▶ [WHAT YOU SHOULD DO]
Copy, from the entries below, each line in which the string "with" appears.

[Saved data entries]

— start —

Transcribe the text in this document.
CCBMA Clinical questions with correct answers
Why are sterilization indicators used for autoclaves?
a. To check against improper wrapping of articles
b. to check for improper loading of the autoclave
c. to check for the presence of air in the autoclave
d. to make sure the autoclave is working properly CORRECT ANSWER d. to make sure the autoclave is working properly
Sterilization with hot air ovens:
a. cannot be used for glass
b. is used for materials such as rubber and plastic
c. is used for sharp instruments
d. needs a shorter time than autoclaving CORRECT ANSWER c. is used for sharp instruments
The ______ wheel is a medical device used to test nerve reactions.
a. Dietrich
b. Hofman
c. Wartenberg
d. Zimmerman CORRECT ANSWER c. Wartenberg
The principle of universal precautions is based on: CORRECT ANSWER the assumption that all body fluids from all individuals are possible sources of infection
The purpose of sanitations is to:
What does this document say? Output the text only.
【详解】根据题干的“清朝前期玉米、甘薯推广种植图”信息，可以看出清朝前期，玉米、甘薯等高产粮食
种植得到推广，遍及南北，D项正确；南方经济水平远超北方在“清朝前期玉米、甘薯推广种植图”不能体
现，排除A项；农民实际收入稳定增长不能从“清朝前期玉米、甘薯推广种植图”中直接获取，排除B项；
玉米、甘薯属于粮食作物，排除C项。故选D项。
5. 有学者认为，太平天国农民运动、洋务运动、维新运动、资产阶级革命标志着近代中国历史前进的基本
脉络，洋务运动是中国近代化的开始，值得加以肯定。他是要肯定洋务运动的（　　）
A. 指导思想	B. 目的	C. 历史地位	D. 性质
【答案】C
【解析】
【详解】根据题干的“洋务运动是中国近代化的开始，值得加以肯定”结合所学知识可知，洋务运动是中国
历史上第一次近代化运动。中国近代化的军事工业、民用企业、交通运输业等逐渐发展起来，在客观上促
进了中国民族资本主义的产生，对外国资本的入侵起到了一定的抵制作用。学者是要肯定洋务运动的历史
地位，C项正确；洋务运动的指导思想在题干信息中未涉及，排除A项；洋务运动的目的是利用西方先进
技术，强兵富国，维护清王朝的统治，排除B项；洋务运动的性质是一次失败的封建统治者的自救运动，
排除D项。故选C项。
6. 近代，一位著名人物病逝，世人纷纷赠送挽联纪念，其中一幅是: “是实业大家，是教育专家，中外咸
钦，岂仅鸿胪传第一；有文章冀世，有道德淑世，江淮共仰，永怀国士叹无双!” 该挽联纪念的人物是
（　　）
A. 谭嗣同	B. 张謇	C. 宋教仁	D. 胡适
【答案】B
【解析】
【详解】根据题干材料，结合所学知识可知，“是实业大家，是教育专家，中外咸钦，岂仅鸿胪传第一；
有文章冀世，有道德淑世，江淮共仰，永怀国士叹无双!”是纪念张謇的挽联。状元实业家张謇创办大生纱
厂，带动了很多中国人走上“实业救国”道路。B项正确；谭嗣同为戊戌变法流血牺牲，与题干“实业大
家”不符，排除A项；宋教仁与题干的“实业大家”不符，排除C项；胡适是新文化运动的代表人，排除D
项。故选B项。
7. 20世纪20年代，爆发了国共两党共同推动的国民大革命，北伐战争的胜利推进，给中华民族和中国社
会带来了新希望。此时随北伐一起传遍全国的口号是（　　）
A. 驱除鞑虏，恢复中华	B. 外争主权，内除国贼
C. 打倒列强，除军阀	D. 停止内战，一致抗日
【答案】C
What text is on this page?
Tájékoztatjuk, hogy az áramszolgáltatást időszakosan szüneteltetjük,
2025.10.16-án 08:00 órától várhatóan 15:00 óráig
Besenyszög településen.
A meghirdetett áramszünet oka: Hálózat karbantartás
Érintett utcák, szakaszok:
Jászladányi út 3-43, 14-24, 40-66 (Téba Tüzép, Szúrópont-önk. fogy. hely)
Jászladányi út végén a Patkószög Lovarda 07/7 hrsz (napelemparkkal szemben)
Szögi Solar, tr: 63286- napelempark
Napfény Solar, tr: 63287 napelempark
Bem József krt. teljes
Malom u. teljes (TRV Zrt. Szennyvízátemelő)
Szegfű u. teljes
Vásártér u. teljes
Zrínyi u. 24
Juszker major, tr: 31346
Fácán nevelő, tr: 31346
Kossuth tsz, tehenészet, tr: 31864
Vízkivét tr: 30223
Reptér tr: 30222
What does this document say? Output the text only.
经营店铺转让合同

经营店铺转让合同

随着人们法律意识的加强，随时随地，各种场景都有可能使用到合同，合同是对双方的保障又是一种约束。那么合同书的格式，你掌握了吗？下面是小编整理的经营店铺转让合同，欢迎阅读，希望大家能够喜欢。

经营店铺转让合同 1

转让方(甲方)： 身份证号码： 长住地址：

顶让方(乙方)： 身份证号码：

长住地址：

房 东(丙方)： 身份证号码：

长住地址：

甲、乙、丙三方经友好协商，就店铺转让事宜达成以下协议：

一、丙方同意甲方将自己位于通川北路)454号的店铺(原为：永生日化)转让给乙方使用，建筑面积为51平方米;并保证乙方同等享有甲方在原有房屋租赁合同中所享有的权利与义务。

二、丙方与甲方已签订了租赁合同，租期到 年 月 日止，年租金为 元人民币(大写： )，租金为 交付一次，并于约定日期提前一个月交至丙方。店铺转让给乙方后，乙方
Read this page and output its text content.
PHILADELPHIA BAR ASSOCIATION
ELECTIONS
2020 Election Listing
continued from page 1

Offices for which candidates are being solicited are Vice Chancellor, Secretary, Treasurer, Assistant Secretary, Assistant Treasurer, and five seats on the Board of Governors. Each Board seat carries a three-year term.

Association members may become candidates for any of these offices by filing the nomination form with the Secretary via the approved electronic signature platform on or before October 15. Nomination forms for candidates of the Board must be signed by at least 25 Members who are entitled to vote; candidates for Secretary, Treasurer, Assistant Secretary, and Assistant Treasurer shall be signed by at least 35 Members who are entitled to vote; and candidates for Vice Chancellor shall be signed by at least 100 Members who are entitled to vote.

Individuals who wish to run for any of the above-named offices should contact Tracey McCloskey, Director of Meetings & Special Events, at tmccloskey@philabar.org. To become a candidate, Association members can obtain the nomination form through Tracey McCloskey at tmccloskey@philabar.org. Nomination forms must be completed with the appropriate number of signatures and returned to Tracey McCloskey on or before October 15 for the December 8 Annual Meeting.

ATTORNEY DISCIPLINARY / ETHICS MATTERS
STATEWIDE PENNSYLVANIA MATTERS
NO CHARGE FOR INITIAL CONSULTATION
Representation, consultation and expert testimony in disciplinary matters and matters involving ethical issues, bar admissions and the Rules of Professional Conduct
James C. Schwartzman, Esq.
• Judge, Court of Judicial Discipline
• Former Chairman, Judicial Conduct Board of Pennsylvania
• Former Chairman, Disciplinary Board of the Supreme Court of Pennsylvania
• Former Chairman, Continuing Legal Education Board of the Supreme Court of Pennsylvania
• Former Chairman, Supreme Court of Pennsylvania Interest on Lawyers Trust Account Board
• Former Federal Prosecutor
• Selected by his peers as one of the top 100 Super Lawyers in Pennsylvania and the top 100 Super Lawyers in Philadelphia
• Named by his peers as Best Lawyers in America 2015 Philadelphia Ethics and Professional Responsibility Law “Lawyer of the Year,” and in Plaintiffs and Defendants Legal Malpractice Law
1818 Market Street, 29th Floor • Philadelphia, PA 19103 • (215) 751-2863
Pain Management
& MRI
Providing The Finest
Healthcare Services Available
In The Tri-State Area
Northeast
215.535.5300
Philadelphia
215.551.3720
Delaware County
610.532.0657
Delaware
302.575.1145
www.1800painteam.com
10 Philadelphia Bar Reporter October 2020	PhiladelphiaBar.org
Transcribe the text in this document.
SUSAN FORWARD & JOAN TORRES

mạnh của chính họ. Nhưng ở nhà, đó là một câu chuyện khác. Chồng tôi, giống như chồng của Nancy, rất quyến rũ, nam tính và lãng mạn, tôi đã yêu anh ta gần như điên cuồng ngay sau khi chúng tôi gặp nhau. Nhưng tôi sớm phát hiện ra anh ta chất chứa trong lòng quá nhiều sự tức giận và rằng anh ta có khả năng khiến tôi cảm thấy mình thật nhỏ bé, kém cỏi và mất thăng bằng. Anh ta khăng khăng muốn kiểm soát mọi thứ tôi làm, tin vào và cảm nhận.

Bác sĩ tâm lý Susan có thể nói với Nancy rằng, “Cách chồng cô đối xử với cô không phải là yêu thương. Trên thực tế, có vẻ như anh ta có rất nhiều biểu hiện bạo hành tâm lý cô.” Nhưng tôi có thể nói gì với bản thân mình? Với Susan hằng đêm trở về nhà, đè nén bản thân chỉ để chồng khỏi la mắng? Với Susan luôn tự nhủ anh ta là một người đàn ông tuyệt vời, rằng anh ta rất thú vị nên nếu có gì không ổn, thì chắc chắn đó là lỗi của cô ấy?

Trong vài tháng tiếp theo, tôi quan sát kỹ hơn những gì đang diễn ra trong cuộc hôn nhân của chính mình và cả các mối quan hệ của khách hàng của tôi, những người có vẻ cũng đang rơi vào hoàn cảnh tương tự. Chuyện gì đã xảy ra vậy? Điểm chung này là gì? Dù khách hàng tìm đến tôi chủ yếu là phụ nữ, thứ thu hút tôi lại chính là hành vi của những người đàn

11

— end —

▶ [ANSWER TO THE PROBLEM]
CCBMA Clinical questions with correct answers
Sterilization with hot air ovens:
Association members may become candidates for any of these offices by filing the nomination form with the Secretary via the approved electronic signature platform on or before October 15. Nomination forms for candidates of the Board must be signed by at least 25 Members who are entitled to vote; candidates for Secretary, Treasurer, Assistant Secretary, and Assistant Treasurer shall be signed by at least 35 Members who are entitled to vote; and candidates for Vice Chancellor shall be signed by at least 100 Members who are entitled to vote.
Individuals who wish to run for any of the above-named offices should contact Tracey McCloskey, Director of Meetings & Special Events, at tmccloskey@philabar.org. To become a candidate, Association members can obtain the nomination form through Tracey McCloskey at tmccloskey@philabar.org. Nomination forms must be completed with the appropriate number of signatures and returned to Tracey McCloskey on or before October 15 for the December 8 Annual Meeting.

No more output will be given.